* [Stated problem] In the data below, find every line with the string "Users" and pull it out.

* [Records provided]

[BEGIN]

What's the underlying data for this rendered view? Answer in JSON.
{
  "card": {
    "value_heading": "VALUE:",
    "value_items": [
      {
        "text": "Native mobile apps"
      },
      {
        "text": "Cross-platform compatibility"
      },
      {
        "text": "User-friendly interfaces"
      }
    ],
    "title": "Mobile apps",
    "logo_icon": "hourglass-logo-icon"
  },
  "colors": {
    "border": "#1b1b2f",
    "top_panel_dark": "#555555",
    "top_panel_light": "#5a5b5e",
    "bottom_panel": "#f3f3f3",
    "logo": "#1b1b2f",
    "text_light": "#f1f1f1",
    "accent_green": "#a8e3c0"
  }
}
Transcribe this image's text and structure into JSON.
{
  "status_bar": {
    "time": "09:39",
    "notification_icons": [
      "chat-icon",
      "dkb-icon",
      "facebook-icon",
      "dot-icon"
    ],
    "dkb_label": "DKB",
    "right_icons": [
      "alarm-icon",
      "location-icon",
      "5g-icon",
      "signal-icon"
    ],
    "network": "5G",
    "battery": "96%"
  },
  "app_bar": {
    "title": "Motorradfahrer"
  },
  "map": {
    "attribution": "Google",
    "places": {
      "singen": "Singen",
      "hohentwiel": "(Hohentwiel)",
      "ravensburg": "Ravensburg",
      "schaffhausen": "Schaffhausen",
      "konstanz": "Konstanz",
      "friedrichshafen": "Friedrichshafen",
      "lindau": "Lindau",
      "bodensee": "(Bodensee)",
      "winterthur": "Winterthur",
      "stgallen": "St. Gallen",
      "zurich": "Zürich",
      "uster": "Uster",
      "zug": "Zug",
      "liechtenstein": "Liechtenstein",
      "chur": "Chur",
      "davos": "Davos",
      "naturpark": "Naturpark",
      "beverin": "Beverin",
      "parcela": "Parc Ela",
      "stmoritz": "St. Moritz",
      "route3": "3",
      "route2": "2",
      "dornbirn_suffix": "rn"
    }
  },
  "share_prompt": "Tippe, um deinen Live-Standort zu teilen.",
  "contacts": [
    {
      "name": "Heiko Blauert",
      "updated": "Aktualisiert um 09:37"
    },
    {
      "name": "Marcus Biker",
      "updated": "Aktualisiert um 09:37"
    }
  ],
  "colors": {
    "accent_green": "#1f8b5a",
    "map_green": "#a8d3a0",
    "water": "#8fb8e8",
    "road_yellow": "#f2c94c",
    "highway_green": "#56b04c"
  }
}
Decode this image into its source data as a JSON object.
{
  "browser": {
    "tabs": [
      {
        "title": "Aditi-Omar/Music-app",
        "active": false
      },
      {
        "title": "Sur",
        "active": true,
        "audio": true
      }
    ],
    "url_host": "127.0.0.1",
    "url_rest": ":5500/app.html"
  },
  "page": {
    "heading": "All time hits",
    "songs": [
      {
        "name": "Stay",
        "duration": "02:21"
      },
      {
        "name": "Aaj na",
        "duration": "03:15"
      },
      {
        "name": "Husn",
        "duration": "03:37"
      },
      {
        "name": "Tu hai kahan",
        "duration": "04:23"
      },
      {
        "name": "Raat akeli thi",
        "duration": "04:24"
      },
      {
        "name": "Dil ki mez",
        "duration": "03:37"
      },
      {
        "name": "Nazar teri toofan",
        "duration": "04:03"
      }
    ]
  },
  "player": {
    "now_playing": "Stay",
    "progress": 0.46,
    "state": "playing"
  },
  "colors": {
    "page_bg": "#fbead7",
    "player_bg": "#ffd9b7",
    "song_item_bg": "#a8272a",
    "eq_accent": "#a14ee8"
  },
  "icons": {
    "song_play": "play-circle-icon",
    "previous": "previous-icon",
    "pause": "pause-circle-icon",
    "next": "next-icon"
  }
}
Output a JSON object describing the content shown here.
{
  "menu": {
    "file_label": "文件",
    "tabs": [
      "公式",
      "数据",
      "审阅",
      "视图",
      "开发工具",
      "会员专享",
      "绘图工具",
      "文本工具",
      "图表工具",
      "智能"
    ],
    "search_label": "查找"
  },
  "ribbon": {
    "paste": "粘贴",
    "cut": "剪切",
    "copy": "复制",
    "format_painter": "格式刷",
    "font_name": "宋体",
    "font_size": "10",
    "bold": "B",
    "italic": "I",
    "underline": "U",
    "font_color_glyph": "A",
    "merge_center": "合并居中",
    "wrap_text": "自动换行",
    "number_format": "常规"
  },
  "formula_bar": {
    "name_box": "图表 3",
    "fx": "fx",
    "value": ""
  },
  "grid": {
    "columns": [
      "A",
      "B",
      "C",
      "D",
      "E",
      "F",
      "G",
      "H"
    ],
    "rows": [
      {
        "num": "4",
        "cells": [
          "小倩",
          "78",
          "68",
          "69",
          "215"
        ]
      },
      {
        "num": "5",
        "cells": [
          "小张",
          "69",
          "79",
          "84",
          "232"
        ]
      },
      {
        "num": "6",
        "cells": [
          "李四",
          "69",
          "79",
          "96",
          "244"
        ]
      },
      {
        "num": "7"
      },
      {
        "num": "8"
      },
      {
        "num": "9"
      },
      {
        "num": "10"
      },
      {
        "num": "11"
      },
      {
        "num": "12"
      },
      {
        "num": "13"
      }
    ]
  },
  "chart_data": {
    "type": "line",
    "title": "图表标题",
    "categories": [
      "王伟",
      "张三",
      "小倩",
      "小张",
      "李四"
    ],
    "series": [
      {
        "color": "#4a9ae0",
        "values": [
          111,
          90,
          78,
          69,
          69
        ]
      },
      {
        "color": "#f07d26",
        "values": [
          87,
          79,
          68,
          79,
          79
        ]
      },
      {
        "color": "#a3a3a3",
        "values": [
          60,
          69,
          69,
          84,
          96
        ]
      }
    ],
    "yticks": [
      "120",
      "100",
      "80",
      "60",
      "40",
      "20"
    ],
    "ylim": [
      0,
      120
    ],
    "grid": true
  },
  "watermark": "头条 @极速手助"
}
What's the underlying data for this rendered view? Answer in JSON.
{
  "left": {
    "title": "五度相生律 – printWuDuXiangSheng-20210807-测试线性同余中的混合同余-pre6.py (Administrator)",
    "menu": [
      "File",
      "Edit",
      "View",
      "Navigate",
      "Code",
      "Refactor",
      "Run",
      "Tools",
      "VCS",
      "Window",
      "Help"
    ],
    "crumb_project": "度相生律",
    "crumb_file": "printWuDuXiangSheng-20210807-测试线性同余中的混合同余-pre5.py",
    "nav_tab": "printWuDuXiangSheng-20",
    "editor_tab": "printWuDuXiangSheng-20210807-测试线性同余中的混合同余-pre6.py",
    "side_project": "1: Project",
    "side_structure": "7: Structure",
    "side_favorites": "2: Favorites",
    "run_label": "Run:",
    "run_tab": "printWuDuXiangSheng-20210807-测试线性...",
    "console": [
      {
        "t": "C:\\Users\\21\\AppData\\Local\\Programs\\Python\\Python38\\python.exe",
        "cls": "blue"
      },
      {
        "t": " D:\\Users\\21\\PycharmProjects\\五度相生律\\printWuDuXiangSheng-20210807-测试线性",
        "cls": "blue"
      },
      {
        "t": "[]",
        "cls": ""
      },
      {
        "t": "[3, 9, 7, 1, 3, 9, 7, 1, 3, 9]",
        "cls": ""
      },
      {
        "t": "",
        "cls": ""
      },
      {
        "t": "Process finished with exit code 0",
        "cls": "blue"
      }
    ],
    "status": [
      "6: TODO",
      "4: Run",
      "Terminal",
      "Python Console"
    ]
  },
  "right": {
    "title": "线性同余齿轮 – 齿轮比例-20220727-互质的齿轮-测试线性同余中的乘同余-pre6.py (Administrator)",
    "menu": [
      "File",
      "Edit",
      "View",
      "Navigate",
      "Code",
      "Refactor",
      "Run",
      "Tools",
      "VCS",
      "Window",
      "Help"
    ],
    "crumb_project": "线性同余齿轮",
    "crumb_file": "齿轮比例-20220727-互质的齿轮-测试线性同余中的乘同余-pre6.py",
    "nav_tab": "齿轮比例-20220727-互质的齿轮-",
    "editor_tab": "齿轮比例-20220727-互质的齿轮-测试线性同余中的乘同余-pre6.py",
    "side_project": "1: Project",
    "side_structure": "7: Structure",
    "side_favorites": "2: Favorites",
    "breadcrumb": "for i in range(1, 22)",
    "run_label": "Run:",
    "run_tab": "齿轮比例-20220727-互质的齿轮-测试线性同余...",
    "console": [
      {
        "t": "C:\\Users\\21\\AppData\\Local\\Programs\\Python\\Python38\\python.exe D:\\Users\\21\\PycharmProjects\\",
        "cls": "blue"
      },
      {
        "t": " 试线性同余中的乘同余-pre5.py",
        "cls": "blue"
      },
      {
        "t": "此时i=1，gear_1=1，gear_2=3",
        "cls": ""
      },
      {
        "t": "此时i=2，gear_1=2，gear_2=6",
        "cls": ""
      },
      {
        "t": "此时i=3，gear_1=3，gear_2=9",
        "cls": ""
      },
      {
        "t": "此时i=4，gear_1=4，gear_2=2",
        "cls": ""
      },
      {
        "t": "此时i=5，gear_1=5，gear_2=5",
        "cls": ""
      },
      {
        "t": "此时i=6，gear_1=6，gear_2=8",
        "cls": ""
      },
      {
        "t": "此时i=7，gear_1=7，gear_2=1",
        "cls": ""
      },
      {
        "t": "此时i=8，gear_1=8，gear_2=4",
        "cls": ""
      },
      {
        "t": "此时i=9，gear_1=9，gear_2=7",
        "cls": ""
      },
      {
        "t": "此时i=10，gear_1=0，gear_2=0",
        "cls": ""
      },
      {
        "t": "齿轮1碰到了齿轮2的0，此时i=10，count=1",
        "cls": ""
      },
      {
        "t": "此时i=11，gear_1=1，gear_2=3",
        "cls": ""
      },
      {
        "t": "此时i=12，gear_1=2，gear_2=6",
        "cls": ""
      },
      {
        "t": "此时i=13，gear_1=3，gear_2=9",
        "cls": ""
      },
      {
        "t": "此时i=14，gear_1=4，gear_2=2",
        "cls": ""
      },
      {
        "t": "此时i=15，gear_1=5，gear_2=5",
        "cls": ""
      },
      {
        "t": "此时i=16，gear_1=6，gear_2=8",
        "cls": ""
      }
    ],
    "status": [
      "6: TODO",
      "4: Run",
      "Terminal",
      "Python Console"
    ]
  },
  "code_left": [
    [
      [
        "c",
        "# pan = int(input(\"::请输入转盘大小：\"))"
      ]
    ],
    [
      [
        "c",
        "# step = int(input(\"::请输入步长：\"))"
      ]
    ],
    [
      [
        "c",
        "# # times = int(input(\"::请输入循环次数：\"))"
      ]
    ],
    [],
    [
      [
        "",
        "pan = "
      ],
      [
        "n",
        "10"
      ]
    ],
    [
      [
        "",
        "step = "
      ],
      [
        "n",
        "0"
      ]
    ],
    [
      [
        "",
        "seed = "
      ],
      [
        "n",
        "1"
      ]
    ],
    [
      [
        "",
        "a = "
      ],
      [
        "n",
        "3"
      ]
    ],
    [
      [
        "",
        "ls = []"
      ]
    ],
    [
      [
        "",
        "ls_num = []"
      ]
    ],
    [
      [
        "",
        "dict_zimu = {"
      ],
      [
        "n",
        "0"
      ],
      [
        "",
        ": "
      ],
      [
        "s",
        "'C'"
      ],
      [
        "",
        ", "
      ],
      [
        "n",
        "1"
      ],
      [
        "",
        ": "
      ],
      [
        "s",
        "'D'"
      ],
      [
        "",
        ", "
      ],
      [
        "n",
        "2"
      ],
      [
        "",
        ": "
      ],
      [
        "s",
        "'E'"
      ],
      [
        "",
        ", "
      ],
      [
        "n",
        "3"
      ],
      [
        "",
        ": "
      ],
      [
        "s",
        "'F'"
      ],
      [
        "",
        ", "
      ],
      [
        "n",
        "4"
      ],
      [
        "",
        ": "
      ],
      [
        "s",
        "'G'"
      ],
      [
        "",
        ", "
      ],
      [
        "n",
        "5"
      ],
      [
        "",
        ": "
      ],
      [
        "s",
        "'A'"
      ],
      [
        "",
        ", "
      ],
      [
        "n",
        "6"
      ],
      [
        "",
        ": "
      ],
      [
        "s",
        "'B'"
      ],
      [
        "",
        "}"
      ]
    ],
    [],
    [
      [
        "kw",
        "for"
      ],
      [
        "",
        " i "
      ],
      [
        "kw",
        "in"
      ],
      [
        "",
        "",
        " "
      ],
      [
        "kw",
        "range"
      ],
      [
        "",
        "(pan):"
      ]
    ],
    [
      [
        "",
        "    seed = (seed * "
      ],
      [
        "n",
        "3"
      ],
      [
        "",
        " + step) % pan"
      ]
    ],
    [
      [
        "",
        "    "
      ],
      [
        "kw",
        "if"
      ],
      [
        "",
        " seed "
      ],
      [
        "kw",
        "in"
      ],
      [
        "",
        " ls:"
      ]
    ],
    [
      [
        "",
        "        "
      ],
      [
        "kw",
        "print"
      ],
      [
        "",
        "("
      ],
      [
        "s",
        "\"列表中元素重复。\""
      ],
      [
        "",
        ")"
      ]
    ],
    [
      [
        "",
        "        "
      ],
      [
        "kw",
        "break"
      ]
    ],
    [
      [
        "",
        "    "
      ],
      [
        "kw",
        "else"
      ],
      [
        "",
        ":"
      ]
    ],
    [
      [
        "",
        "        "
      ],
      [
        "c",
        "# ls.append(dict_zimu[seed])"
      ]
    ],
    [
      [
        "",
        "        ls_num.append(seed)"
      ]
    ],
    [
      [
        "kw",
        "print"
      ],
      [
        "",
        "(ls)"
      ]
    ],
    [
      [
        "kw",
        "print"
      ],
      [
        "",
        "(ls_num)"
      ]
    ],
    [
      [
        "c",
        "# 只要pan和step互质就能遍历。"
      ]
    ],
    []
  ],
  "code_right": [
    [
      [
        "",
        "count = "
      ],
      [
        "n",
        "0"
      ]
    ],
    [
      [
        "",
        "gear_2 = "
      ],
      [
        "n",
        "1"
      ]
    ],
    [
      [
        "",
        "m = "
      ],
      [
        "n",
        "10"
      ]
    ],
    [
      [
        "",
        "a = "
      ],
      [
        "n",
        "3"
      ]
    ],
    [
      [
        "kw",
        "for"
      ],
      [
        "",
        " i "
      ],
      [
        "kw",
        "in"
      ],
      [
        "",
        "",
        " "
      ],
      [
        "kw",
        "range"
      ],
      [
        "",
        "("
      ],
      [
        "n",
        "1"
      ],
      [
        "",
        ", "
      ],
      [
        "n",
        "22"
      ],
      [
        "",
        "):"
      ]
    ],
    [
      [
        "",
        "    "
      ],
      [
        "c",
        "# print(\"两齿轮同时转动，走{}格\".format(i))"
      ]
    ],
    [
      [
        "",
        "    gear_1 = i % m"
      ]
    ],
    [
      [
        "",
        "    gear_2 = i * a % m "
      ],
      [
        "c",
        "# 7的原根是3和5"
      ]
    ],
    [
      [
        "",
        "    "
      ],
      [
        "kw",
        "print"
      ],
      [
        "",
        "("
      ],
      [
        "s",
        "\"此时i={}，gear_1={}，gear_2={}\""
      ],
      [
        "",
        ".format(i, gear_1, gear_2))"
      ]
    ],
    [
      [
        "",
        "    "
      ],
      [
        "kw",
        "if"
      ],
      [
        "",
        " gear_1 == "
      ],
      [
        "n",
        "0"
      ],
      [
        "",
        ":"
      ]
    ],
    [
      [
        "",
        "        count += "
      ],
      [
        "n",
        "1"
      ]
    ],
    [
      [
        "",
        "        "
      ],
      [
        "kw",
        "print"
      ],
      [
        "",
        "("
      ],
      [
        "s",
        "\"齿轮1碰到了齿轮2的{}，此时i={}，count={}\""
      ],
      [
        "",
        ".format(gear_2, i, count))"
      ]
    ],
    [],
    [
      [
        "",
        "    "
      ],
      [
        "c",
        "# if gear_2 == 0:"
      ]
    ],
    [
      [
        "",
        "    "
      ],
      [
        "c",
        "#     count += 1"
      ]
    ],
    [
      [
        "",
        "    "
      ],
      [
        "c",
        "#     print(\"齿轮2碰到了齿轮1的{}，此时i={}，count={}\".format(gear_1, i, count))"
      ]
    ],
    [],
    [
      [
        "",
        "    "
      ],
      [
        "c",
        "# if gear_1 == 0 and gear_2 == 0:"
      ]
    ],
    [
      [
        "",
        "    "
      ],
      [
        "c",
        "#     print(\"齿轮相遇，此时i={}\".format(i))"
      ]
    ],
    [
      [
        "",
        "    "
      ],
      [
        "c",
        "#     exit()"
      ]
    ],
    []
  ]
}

[END]

* [Solution]
        "t": "C:\\Users\\21\\AppData\\Local\\Programs\\Python\\Python38\\python.exe",
        "t": " D:\\Users\\21\\PycharmProjects\\五度相生律\\printWuDuXiangSheng-20210807-测试线性",
        "t": "C:\\Users\\21\\AppData\\Local\\Programs\\Python\\Python38\\python.exe D:\\Users\\21\\PycharmProjects\\",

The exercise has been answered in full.